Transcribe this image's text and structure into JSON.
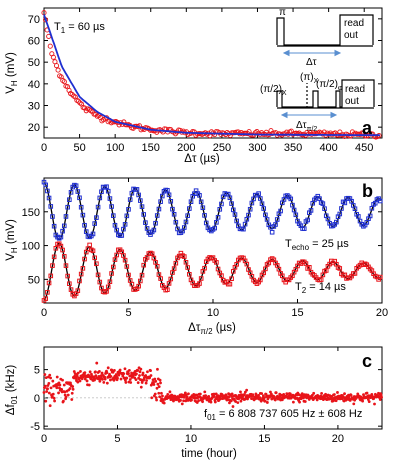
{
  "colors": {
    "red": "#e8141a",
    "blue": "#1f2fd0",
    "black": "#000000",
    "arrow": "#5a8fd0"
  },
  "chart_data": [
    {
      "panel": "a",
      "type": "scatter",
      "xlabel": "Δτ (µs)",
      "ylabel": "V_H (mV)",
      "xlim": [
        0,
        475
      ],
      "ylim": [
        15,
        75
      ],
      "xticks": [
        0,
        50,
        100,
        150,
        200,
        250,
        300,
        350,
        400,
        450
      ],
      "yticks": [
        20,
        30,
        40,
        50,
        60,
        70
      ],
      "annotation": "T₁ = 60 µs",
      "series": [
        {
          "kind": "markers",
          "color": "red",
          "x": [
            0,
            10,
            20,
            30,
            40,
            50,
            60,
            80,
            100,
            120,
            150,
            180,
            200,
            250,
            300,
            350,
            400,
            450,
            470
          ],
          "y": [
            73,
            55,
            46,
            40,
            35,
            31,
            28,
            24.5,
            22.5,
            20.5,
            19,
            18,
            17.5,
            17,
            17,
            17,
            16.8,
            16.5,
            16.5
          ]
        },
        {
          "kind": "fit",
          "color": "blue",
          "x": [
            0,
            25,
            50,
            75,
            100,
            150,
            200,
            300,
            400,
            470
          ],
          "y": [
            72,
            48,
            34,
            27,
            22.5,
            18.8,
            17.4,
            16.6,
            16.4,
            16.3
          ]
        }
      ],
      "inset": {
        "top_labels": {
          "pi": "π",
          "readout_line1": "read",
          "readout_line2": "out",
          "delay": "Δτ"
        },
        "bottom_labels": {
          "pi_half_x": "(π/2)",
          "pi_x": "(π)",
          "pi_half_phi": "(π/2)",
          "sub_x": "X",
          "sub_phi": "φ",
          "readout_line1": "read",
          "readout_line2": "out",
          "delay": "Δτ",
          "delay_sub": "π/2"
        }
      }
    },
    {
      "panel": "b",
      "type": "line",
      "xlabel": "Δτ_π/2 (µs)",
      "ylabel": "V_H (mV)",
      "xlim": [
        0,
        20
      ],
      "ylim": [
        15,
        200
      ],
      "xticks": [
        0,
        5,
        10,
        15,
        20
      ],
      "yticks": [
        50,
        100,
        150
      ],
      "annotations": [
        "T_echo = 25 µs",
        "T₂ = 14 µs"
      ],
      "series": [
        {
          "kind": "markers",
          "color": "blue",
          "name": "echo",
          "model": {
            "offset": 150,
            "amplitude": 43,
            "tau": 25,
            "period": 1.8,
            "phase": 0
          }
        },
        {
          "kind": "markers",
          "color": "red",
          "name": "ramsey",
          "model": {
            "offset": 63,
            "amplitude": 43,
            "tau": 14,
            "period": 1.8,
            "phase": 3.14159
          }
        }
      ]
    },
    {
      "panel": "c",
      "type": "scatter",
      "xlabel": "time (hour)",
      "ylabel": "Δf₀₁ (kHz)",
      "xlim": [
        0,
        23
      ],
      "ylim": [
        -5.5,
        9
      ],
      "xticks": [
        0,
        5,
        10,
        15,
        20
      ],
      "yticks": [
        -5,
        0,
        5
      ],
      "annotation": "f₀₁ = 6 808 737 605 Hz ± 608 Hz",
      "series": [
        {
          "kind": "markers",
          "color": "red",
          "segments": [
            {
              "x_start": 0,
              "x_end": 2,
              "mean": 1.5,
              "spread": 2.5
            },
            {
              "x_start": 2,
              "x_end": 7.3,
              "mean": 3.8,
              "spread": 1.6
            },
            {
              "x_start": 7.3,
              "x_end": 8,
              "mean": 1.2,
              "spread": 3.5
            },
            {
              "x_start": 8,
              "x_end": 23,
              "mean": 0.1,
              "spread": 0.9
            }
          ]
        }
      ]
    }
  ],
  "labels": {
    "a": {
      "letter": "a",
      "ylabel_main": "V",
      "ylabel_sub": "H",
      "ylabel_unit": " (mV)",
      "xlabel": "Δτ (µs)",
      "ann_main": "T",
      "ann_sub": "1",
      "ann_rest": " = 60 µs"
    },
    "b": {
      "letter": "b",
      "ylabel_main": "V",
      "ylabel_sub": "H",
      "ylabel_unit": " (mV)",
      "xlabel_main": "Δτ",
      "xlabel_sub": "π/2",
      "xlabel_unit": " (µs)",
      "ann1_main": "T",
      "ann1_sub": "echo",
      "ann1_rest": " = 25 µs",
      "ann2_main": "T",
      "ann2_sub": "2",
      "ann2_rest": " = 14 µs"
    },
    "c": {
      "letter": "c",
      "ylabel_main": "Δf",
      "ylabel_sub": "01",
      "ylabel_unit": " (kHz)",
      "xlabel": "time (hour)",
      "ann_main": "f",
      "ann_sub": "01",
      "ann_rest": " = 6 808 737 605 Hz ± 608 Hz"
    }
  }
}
* * *
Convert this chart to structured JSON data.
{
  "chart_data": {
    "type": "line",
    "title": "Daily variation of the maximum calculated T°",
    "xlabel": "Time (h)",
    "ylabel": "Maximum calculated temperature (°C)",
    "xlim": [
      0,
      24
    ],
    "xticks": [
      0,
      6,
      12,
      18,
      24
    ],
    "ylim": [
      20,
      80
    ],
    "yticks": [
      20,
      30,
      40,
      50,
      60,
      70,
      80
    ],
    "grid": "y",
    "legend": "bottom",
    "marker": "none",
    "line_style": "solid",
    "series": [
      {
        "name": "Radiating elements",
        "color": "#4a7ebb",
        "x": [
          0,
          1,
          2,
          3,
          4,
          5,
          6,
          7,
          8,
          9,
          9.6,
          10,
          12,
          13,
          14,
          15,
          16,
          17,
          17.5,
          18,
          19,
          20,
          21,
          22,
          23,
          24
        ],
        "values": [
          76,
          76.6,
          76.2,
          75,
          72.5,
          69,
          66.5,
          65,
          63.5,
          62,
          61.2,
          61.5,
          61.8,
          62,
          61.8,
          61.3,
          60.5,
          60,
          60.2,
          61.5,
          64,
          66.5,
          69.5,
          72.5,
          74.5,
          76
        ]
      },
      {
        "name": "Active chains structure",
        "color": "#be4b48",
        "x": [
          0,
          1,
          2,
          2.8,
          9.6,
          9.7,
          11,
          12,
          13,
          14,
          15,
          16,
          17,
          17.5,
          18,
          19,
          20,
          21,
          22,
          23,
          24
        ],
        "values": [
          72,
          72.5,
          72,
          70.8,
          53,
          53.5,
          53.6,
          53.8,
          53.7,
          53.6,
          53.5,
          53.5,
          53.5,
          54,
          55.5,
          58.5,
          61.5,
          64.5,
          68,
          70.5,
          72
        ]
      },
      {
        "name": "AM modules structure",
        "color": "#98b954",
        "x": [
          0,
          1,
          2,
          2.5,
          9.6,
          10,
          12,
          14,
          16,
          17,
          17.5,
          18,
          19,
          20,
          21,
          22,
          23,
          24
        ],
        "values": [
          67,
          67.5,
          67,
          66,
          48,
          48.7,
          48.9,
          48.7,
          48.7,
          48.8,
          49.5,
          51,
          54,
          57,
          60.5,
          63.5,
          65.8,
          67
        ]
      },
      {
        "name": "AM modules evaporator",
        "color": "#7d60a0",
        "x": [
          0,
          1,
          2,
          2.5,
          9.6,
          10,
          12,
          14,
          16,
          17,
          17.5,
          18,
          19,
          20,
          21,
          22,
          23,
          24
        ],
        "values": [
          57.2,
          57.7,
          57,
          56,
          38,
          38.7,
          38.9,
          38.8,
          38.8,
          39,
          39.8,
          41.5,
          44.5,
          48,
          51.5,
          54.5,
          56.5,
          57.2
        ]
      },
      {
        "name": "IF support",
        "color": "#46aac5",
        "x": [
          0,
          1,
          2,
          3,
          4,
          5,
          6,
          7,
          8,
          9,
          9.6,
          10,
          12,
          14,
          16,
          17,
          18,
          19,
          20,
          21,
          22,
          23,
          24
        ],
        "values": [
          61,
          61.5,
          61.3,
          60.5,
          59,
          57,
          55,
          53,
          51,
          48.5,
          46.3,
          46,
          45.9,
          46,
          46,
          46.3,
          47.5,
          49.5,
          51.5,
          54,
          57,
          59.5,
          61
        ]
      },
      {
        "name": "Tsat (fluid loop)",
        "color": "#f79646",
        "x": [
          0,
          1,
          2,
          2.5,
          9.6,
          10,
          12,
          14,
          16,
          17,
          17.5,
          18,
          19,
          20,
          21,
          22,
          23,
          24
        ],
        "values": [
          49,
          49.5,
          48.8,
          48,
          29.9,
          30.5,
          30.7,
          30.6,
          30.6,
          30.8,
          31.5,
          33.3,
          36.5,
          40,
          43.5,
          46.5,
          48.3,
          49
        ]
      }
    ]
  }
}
* * *
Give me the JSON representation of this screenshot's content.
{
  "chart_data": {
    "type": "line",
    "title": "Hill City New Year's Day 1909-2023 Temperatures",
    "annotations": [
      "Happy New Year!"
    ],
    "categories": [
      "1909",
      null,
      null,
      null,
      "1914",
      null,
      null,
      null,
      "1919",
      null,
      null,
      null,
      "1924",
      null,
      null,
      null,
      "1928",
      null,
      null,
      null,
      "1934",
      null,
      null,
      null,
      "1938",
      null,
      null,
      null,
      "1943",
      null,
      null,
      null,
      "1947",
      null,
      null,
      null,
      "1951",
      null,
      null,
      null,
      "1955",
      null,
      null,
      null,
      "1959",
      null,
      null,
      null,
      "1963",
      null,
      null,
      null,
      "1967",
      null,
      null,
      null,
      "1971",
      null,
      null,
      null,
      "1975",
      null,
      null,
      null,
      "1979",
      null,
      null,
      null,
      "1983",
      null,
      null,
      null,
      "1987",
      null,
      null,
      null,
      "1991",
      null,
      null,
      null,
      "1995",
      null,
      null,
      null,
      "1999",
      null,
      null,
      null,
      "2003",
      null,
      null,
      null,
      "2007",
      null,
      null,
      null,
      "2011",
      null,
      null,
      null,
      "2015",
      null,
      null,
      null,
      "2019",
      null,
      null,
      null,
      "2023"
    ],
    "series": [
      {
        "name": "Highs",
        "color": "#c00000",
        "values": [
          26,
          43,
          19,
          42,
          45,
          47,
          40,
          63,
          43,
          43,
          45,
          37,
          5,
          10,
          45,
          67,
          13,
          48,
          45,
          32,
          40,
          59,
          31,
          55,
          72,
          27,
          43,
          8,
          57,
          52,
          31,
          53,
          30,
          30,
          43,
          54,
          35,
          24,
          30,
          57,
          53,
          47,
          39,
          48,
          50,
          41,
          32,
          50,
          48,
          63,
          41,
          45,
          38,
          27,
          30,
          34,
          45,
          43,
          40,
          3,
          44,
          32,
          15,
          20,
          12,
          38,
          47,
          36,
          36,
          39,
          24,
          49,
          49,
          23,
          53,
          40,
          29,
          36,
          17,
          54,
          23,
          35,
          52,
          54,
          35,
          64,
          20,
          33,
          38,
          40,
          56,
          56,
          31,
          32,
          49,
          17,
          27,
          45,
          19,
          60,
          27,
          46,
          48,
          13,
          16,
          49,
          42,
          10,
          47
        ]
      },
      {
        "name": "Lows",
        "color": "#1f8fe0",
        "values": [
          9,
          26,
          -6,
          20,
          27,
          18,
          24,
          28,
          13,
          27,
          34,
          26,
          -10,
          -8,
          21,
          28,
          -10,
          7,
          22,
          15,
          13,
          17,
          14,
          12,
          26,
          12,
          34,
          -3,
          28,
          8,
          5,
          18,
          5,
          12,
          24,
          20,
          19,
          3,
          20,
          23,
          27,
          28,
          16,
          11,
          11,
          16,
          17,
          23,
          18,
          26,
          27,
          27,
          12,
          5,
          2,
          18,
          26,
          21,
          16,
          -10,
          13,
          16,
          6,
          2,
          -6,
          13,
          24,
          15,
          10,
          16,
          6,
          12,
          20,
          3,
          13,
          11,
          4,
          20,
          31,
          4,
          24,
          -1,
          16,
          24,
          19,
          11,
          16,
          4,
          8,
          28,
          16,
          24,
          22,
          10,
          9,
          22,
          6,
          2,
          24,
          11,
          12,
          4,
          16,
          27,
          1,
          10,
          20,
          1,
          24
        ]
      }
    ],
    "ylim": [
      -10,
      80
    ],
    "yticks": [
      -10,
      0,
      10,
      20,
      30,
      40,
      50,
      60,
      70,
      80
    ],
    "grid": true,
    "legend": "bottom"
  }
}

EXERCISE OBJECTIVE =
Reply with nothing except the number of lines in the listing above that include the string "this".

SOLUTION =
3